▶ EXERCISE MATERIALS
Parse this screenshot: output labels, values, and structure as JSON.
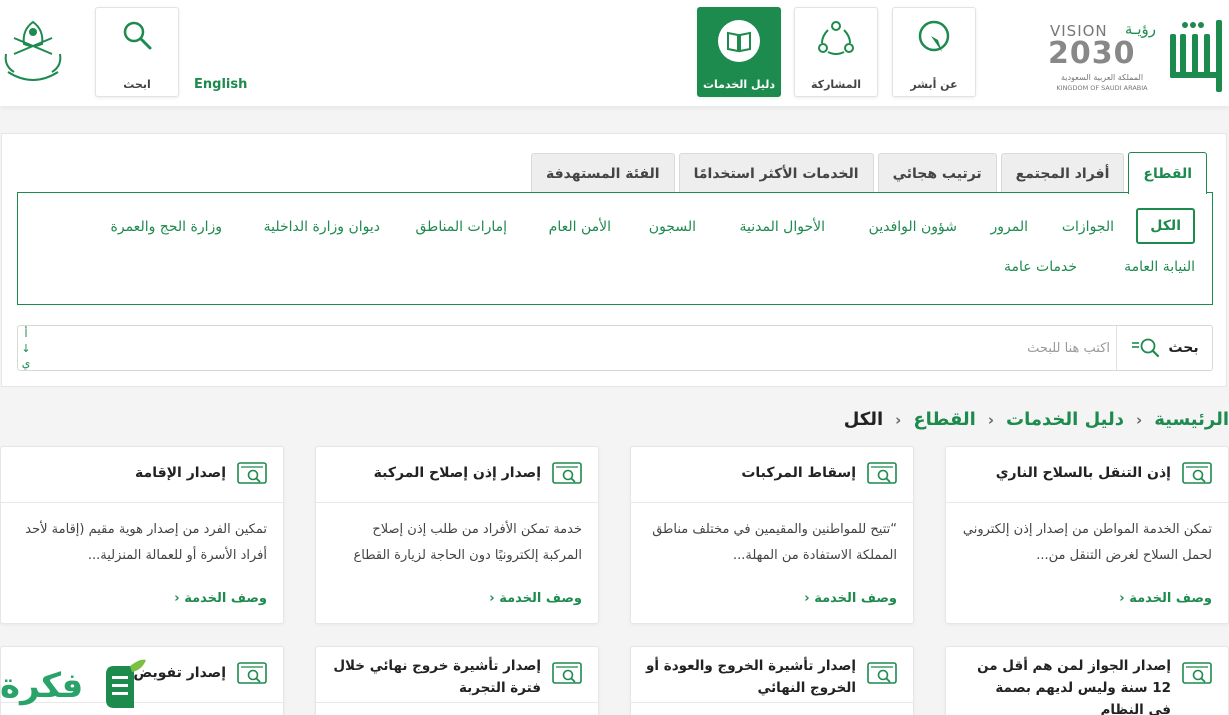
{
  "header": {
    "language_link": "English",
    "buttons": {
      "search": "ابحث",
      "services_guide": "دليل الخدمات",
      "participation": "المشاركة",
      "about": "عن أبشر"
    },
    "vision": {
      "title": "VISION",
      "arabic": "رؤيـة",
      "year": "2030",
      "kingdom_ar": "المملكة العربية السعودية",
      "kingdom_en": "KINGDOM OF SAUDI ARABIA"
    }
  },
  "filters": {
    "tabs": [
      "القطاع",
      "أفراد المجتمع",
      "ترتيب هجائي",
      "الخدمات الأكثر استخدامًا",
      "الفئة المستهدفة"
    ],
    "sectors": [
      "الكل",
      "الجوازات",
      "المرور",
      "شؤون الوافدين",
      "الأحوال المدنية",
      "السجون",
      "الأمن العام",
      "إمارات المناطق",
      "ديوان وزارة الداخلية",
      "وزارة الحج والعمرة",
      "النيابة العامة",
      "خدمات عامة"
    ],
    "sort_key": [
      "أ",
      "↓",
      "ي"
    ]
  },
  "search": {
    "button_label": "بحث",
    "placeholder": "اكتب هنا للبحث"
  },
  "breadcrumb": [
    "الرئيسية",
    "دليل الخدمات",
    "القطاع",
    "الكل"
  ],
  "cards": [
    {
      "title": "إذن التنقل بالسلاح الناري",
      "desc": "تمكن الخدمة المواطن من إصدار إذن إلكتروني لحمل السلاح لغرض التنقل من...",
      "link": "وصف الخدمة"
    },
    {
      "title": "إسقاط المركبات",
      "desc": "“تتيح للمواطنين والمقيمين في مختلف مناطق المملكة الاستفادة من المهلة...",
      "link": "وصف الخدمة"
    },
    {
      "title": "إصدار إذن إصلاح المركبة",
      "desc": "خدمة تمكن الأفراد من طلب إذن إصلاح المركبة إلكترونيًا دون الحاجة لزيارة القطاع",
      "link": "وصف الخدمة"
    },
    {
      "title": "إصدار الإقامة",
      "desc": "تمكين الفرد من إصدار هوية مقيم (إقامة لأحد أفراد الأسرة أو للعمالة المنزلية...",
      "link": "وصف الخدمة"
    },
    {
      "title": "إصدار الجواز لمن هم أقل من 12 سنة وليس لديهم بصمة في النظام"
    },
    {
      "title": "إصدار تأشيرة الخروج والعودة أو الخروج النهائي"
    },
    {
      "title": "إصدار تأشيرة خروج نهائي خلال فترة التجربة"
    },
    {
      "title": "إصدار تفويض"
    }
  ],
  "watermark": "فكرة"
}
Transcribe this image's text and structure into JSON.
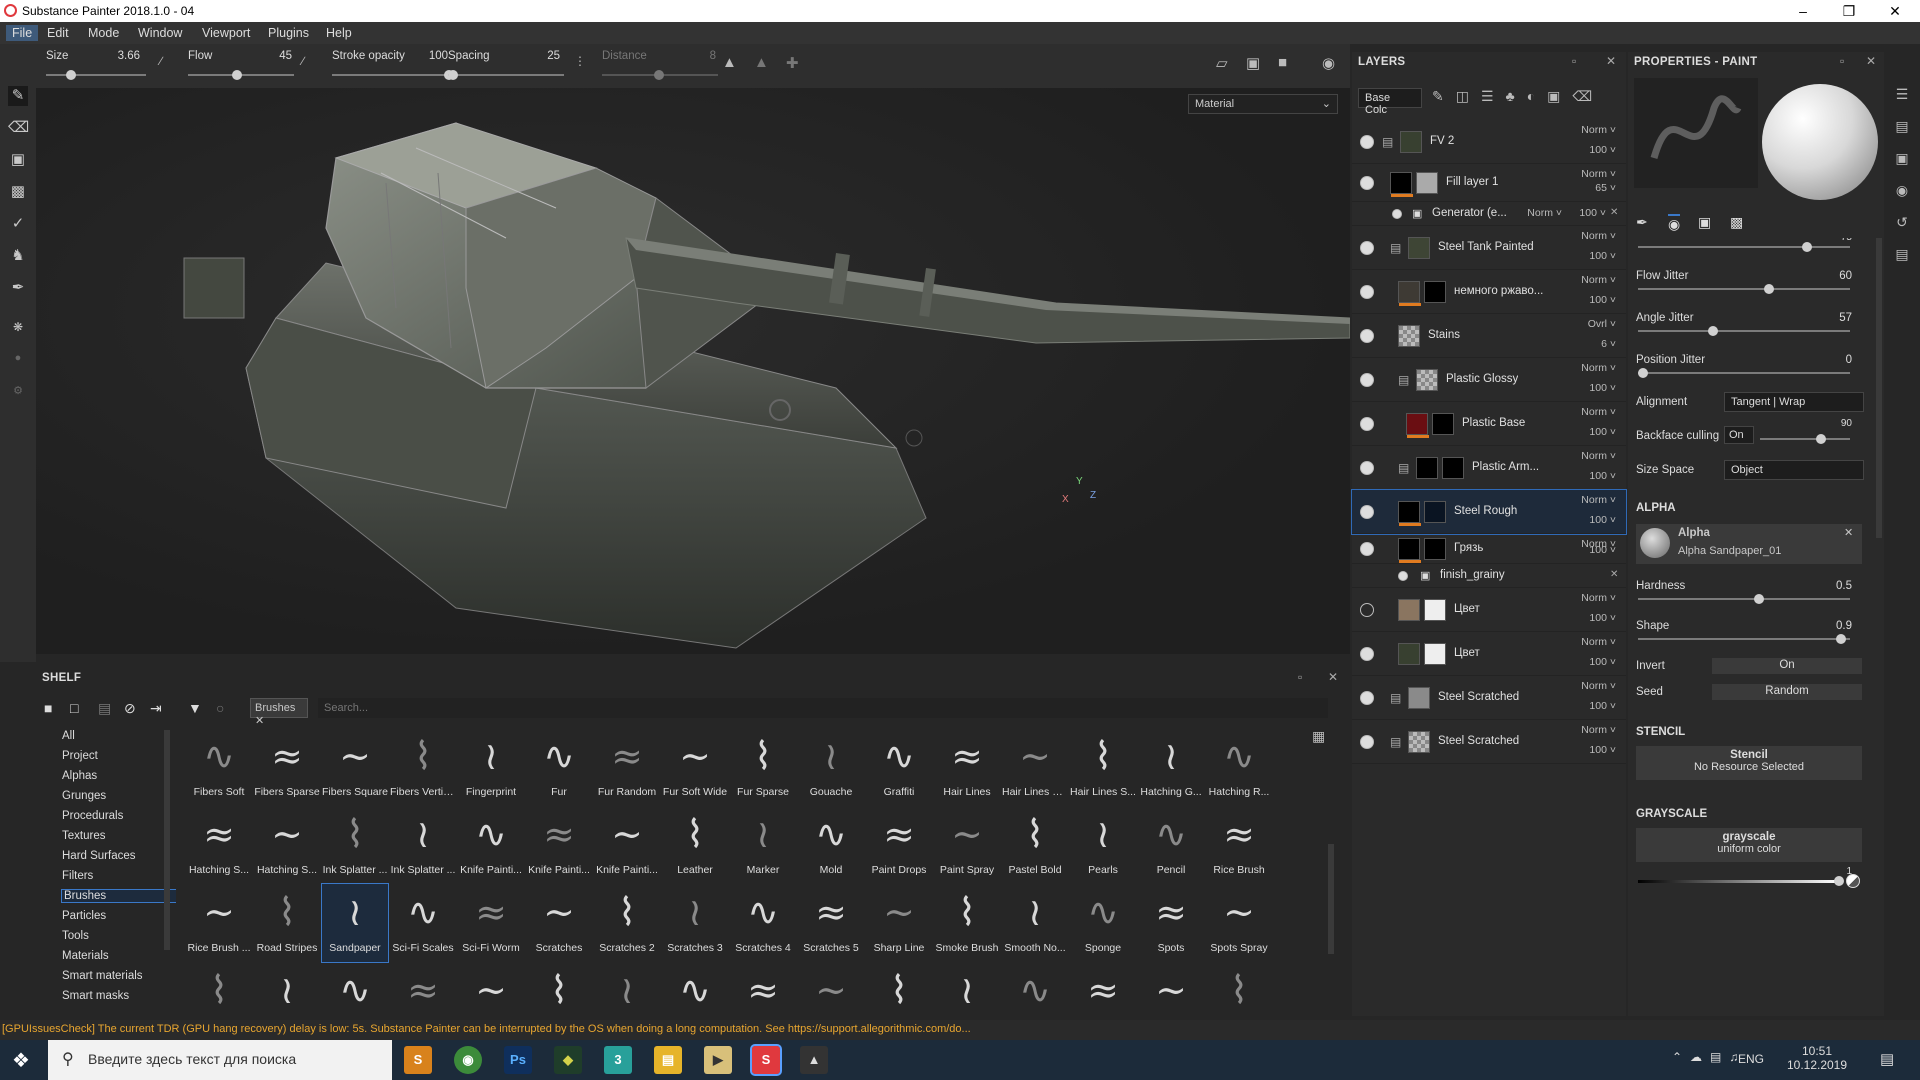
{
  "window": {
    "title": "Substance Painter 2018.1.0 - 04"
  },
  "menu": [
    "File",
    "Edit",
    "Mode",
    "Window",
    "Viewport",
    "Plugins",
    "Help"
  ],
  "toolbar": {
    "size_label": "Size",
    "size_value": "3.66",
    "flow_label": "Flow",
    "flow_value": "45",
    "opacity_label": "Stroke opacity",
    "opacity_value": "100",
    "spacing_label": "Spacing",
    "spacing_value": "25",
    "distance_label": "Distance",
    "distance_value": "8"
  },
  "viewport": {
    "material_select": "Material",
    "axis_y": "Y",
    "axis_x": "X",
    "axis_z": "Z"
  },
  "layers": {
    "title": "LAYERS",
    "channel_select": "Base Colc",
    "items": [
      {
        "name": "FV 2",
        "blend": "Norm",
        "opacity": "100"
      },
      {
        "name": "Fill layer 1",
        "blend": "Norm",
        "opacity": "65"
      },
      {
        "name": "Generator (e...",
        "blend": "Norm",
        "opacity": "100"
      },
      {
        "name": "Steel Tank Painted",
        "blend": "Norm",
        "opacity": "100"
      },
      {
        "name": "немного ржаво...",
        "blend": "Norm",
        "opacity": "100"
      },
      {
        "name": "Stains",
        "blend": "Ovrl",
        "opacity": "6"
      },
      {
        "name": "Plastic Glossy",
        "blend": "Norm",
        "opacity": "100"
      },
      {
        "name": "Plastic Base",
        "blend": "Norm",
        "opacity": "100"
      },
      {
        "name": "Plastic Arm...",
        "blend": "Norm",
        "opacity": "100"
      },
      {
        "name": "Steel Rough",
        "blend": "Norm",
        "opacity": "100"
      },
      {
        "name": "Грязь",
        "blend": "Norm",
        "opacity": "100"
      },
      {
        "name": "finish_grainy",
        "blend": "",
        "opacity": ""
      },
      {
        "name": "Цвет",
        "blend": "Norm",
        "opacity": "100"
      },
      {
        "name": "Цвет",
        "blend": "Norm",
        "opacity": "100"
      },
      {
        "name": "Steel Scratched",
        "blend": "Norm",
        "opacity": "100"
      },
      {
        "name": "Steel Scratched",
        "blend": "Norm",
        "opacity": "100"
      }
    ]
  },
  "props": {
    "title": "PROPERTIES - PAINT",
    "size_jitter_value": "75",
    "flow_jitter_label": "Flow Jitter",
    "flow_jitter_value": "60",
    "angle_jitter_label": "Angle Jitter",
    "angle_jitter_value": "57",
    "pos_jitter_label": "Position Jitter",
    "pos_jitter_value": "0",
    "alignment_label": "Alignment",
    "alignment_value": "Tangent | Wrap",
    "backface_label": "Backface culling",
    "backface_value": "On",
    "backface_num": "90",
    "size_space_label": "Size Space",
    "size_space_value": "Object",
    "alpha_head": "ALPHA",
    "alpha_name": "Alpha",
    "alpha_res": "Alpha Sandpaper_01",
    "hardness_label": "Hardness",
    "hardness_value": "0.5",
    "shape_label": "Shape",
    "shape_value": "0.9",
    "invert_label": "Invert",
    "invert_value": "On",
    "seed_label": "Seed",
    "seed_value": "Random",
    "stencil_head": "STENCIL",
    "stencil_name": "Stencil",
    "stencil_res": "No Resource Selected",
    "gray_head": "GRAYSCALE",
    "gray_name": "grayscale",
    "gray_res": "uniform color",
    "gray_value": "1"
  },
  "shelf": {
    "title": "SHELF",
    "filter_tag": "Brushes",
    "search_placeholder": "Search...",
    "categories": [
      "All",
      "Project",
      "Alphas",
      "Grunges",
      "Procedurals",
      "Textures",
      "Hard Surfaces",
      "Filters",
      "Brushes",
      "Particles",
      "Tools",
      "Materials",
      "Smart materials",
      "Smart masks"
    ],
    "selected_category": "Brushes",
    "brushes": [
      "Fibers Soft",
      "Fibers Sparse",
      "Fibers Square",
      "Fibers Vertical",
      "Fingerprint",
      "Fur",
      "Fur Random",
      "Fur Soft Wide",
      "Fur Sparse",
      "Gouache",
      "Graffiti",
      "Hair Lines",
      "Hair Lines D...",
      "Hair Lines S...",
      "Hatching G...",
      "Hatching R...",
      "Hatching S...",
      "Hatching S...",
      "Ink Splatter ...",
      "Ink Splatter ...",
      "Knife Painti...",
      "Knife Painti...",
      "Knife Painti...",
      "Leather",
      "Marker",
      "Mold",
      "Paint Drops",
      "Paint Spray",
      "Pastel Bold",
      "Pearls",
      "Pencil",
      "Rice Brush",
      "Rice Brush ...",
      "Road Stripes",
      "Sandpaper",
      "Sci-Fi Scales",
      "Sci-Fi Worm",
      "Scratches",
      "Scratches 2",
      "Scratches 3",
      "Scratches 4",
      "Scratches 5",
      "Sharp Line",
      "Smoke Brush",
      "Smooth No...",
      "Sponge",
      "Spots",
      "Spots Spray",
      "",
      "",
      "",
      "",
      "",
      "",
      "",
      "",
      "",
      "",
      "",
      "",
      "",
      "",
      "",
      ""
    ],
    "selected_brush": "Sandpaper"
  },
  "status": "[GPUIssuesCheck] The current TDR (GPU hang recovery) delay is low: 5s. Substance Painter can be interrupted by the OS when doing a long computation. See https://support.allegorithmic.com/do...",
  "taskbar": {
    "search_placeholder": "Введите здесь текст для поиска",
    "lang": "ENG",
    "time": "10:51",
    "date": "10.12.2019"
  }
}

▶ DESCRIPTION OF THE TASK
Where a line in the entries holds the word "تمكن", copy that line.

▶ WRITTEN REPLY
      "desc": "تمكن الخدمة المواطن من إصدار إذن إلكتروني لحمل السلاح لغرض التنقل من...",
      "desc": "خدمة تمكن الأفراد من طلب إذن إصلاح المركبة إلكترونيًا دون الحاجة لزيارة القطاع",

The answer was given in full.